-- Problem details --
Please work out how many lines in the material contain "Output" and give only that figure.

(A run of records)
· · · ·
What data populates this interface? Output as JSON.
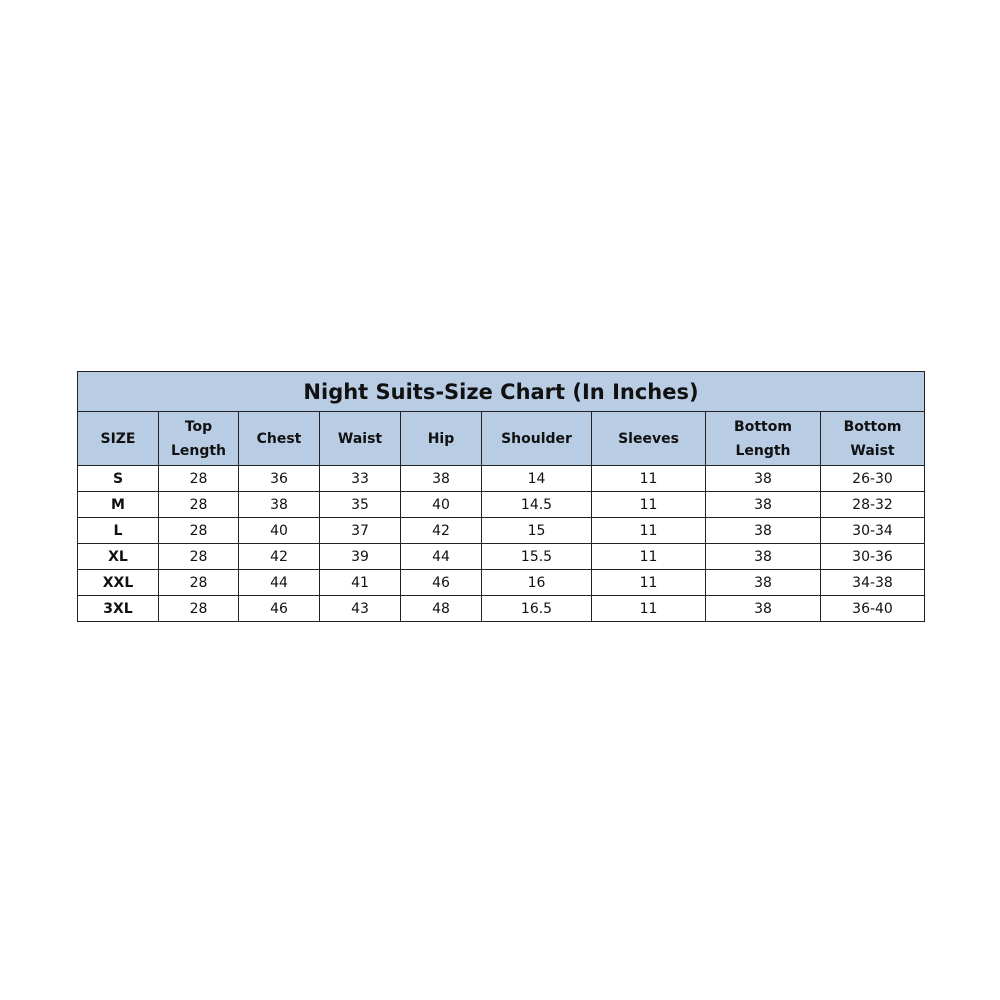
{
  "title": "Night Suits-Size Chart (In Inches)",
  "headers": [
    "SIZE",
    "Top\nLength",
    "Chest",
    "Waist",
    "Hip",
    "Shoulder",
    "Sleeves",
    "Bottom\nLength",
    "Bottom\nWaist"
  ],
  "header_bg": "#b8cce4",
  "rows": [
    [
      "S",
      "28",
      "36",
      "33",
      "38",
      "14",
      "11",
      "38",
      "26-30"
    ],
    [
      "M",
      "28",
      "38",
      "35",
      "40",
      "14.5",
      "11",
      "38",
      "28-32"
    ],
    [
      "L",
      "28",
      "40",
      "37",
      "42",
      "15",
      "11",
      "38",
      "30-34"
    ],
    [
      "XL",
      "28",
      "42",
      "39",
      "44",
      "15.5",
      "11",
      "38",
      "30-36"
    ],
    [
      "XXL",
      "28",
      "44",
      "41",
      "46",
      "16",
      "11",
      "38",
      "34-38"
    ],
    [
      "3XL",
      "28",
      "46",
      "43",
      "48",
      "16.5",
      "11",
      "38",
      "36-40"
    ]
  ]
}
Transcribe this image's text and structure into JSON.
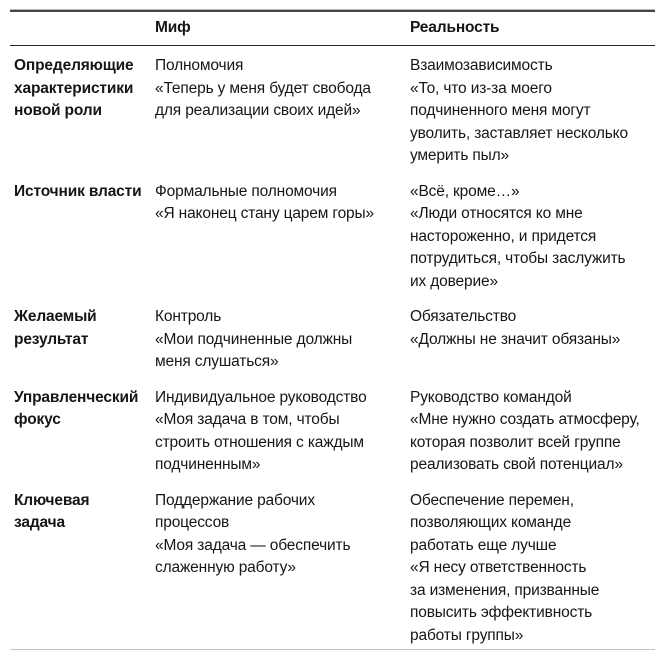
{
  "table": {
    "header": {
      "col1": "",
      "myth": "Миф",
      "reality": "Реальность"
    },
    "rows": [
      {
        "label": "Определяющие\nхарактеристики\nновой роли",
        "myth": "Полномочия\n«Теперь у меня будет свобода\nдля реализации своих идей»",
        "reality": "Взаимозависимость\n«То, что из-за моего\nподчиненного меня могут\nуволить, заставляет несколько\nумерить пыл»"
      },
      {
        "label": "Источник власти",
        "myth": "Формальные полномочия\n«Я наконец стану царем горы»",
        "reality": "«Всё, кроме…»\n«Люди относятся ко мне\nнастороженно, и придется\nпотрудиться, чтобы заслужить\nих доверие»"
      },
      {
        "label": "Желаемый\nрезультат",
        "myth": "Контроль\n«Мои подчиненные должны\nменя слушаться»",
        "reality": "Обязательство\n«Должны не значит обязаны»"
      },
      {
        "label": "Управленческий\nфокус",
        "myth": "Индивидуальное руководство\n«Моя задача в том, чтобы\nстроить отношения с каждым\nподчиненным»",
        "reality": "Руководство командой\n«Мне нужно создать атмосферу,\nкоторая позволит всей группе\nреализовать свой потенциал»"
      },
      {
        "label": "Ключевая\nзадача",
        "myth": "Поддержание рабочих\nпроцессов\n«Моя задача — обеспечить\nслаженную работу»",
        "reality": "Обеспечение перемен,\nпозволяющих команде\nработать еще лучше\n«Я несу ответственность\nза изменения, призванные\nповысить эффективность\nработы группы»"
      }
    ],
    "colors": {
      "text": "#161616",
      "rule_dark": "#2f2f2f",
      "rule_light": "#b5b5b5",
      "background": "#ffffff"
    }
  }
}
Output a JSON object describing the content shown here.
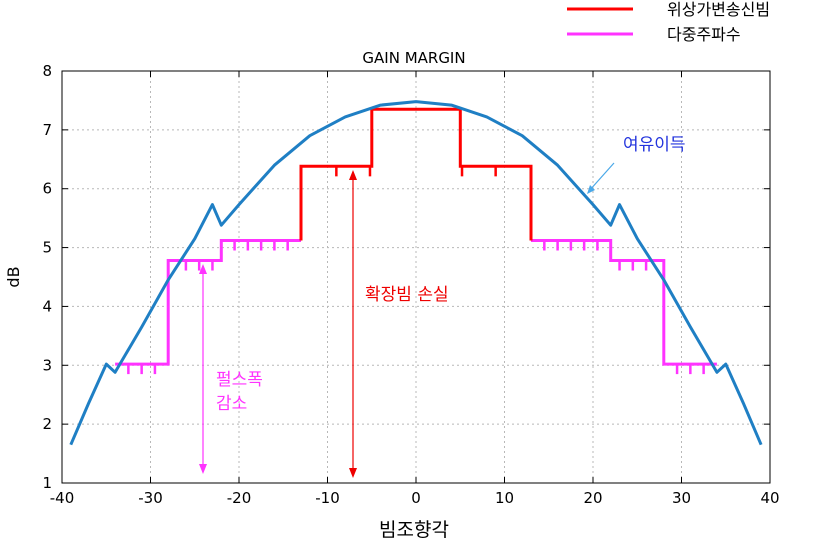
{
  "chart_data": {
    "type": "line",
    "title": "GAIN MARGIN",
    "xlabel": "빔조향각",
    "ylabel": "dB",
    "xlim": [
      -40,
      40
    ],
    "ylim": [
      1,
      8
    ],
    "xticks": [
      -40,
      -30,
      -20,
      -10,
      0,
      10,
      20,
      30,
      40
    ],
    "yticks": [
      1,
      2,
      3,
      4,
      5,
      6,
      7,
      8
    ],
    "grid": true,
    "legend_position": "top-right (outside, above plot)",
    "series": [
      {
        "name": "위상가변송신빔",
        "color": "#ff0000",
        "points": [
          [
            -13,
            5.12
          ],
          [
            -13,
            6.38
          ],
          [
            -5,
            6.38
          ],
          [
            -5,
            7.35
          ],
          [
            5,
            7.35
          ],
          [
            5,
            6.38
          ],
          [
            13,
            6.38
          ],
          [
            13,
            5.12
          ]
        ],
        "ticks": [
          [
            -9,
            6.38
          ],
          [
            -5.2,
            6.38
          ],
          [
            5.2,
            6.38
          ],
          [
            9,
            6.38
          ]
        ]
      },
      {
        "name": "다중주파수",
        "color": "#ff33ff",
        "points": [
          [
            -34,
            3.02
          ],
          [
            -28,
            3.02
          ],
          [
            -28,
            4.78
          ],
          [
            -22,
            4.78
          ],
          [
            -22,
            5.12
          ],
          [
            -13,
            5.12
          ],
          [
            -13,
            5.12
          ]
        ],
        "points_right": [
          [
            13,
            5.12
          ],
          [
            22,
            5.12
          ],
          [
            22,
            4.78
          ],
          [
            28,
            4.78
          ],
          [
            28,
            3.02
          ],
          [
            34,
            3.02
          ]
        ],
        "ticks": [
          [
            -32.5,
            3.02
          ],
          [
            -31,
            3.02
          ],
          [
            -29.5,
            3.02
          ],
          [
            -26,
            4.78
          ],
          [
            -24.5,
            4.78
          ],
          [
            -23,
            4.78
          ],
          [
            -20.5,
            5.12
          ],
          [
            -19,
            5.12
          ],
          [
            -17.5,
            5.12
          ],
          [
            -16,
            5.12
          ],
          [
            -14.5,
            5.12
          ],
          [
            14.5,
            5.12
          ],
          [
            16,
            5.12
          ],
          [
            17.5,
            5.12
          ],
          [
            19,
            5.12
          ],
          [
            20.5,
            5.12
          ],
          [
            23,
            4.78
          ],
          [
            24.5,
            4.78
          ],
          [
            26,
            4.78
          ],
          [
            29.5,
            3.02
          ],
          [
            31,
            3.02
          ],
          [
            32.5,
            3.02
          ]
        ]
      },
      {
        "name": "gain curve",
        "color": "#1f7fc4",
        "points": [
          [
            -39,
            1.65
          ],
          [
            -37,
            2.35
          ],
          [
            -35,
            3.02
          ],
          [
            -34,
            2.88
          ],
          [
            -31,
            3.65
          ],
          [
            -28,
            4.45
          ],
          [
            -25,
            5.15
          ],
          [
            -23,
            5.73
          ],
          [
            -22,
            5.38
          ],
          [
            -20,
            5.73
          ],
          [
            -16,
            6.4
          ],
          [
            -12,
            6.9
          ],
          [
            -8,
            7.22
          ],
          [
            -4,
            7.42
          ],
          [
            0,
            7.48
          ],
          [
            4,
            7.42
          ],
          [
            8,
            7.22
          ],
          [
            12,
            6.9
          ],
          [
            16,
            6.4
          ],
          [
            20,
            5.73
          ],
          [
            22,
            5.38
          ],
          [
            23,
            5.73
          ],
          [
            25,
            5.15
          ],
          [
            28,
            4.45
          ],
          [
            31,
            3.65
          ],
          [
            34,
            2.88
          ],
          [
            35,
            3.02
          ],
          [
            37,
            2.35
          ],
          [
            39,
            1.65
          ]
        ]
      }
    ],
    "annotations": {
      "margin": {
        "text": "여유이득",
        "color": "#2233dd"
      },
      "expand_loss": {
        "text": "확장빔 손실",
        "color": "#ee0000"
      },
      "pulse_line1": {
        "text": "펄스폭",
        "color": "#ff33ff"
      },
      "pulse_line2": {
        "text": "감소",
        "color": "#ff33ff"
      }
    }
  }
}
· · · ·
-- Finished answer --
2